# Stated task:
Only lines holding the string "Loss" are wanted; copy each one from the material.

# Extracted material:
········

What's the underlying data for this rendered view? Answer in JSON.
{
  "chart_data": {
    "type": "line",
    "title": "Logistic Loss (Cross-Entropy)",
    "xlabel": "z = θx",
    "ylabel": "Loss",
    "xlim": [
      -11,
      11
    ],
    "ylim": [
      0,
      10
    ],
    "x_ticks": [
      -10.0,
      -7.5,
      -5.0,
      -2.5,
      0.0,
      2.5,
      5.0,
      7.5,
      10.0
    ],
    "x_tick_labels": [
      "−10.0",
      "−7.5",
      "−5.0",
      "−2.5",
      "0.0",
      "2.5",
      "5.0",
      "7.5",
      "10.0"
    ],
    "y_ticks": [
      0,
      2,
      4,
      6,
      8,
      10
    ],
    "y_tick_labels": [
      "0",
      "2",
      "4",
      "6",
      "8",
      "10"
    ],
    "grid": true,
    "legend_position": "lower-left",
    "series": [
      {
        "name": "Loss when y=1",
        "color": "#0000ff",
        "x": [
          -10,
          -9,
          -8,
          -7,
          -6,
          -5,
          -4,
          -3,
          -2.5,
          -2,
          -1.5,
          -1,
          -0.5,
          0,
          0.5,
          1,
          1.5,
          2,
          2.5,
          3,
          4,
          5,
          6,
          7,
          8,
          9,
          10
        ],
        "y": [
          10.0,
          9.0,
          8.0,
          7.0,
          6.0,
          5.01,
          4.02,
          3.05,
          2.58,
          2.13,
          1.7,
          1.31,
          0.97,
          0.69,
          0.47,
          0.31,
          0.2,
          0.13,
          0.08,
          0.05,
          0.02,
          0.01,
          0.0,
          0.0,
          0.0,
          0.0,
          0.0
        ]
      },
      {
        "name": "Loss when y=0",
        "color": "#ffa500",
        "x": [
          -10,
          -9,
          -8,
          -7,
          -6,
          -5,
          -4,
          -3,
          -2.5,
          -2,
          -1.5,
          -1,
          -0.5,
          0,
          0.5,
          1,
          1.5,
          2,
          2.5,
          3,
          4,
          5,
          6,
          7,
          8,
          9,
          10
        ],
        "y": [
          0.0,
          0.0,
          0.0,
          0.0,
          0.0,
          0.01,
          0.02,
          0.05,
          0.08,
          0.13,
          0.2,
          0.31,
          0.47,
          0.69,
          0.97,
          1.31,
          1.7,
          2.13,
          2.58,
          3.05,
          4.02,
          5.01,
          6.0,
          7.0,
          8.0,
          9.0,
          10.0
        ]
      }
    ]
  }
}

········

# Answer for this exercise:
    "title": "Logistic Loss (Cross-Entropy)",
    "ylabel": "Loss",
        "name": "Loss when y=1",
        "name": "Loss when y=0",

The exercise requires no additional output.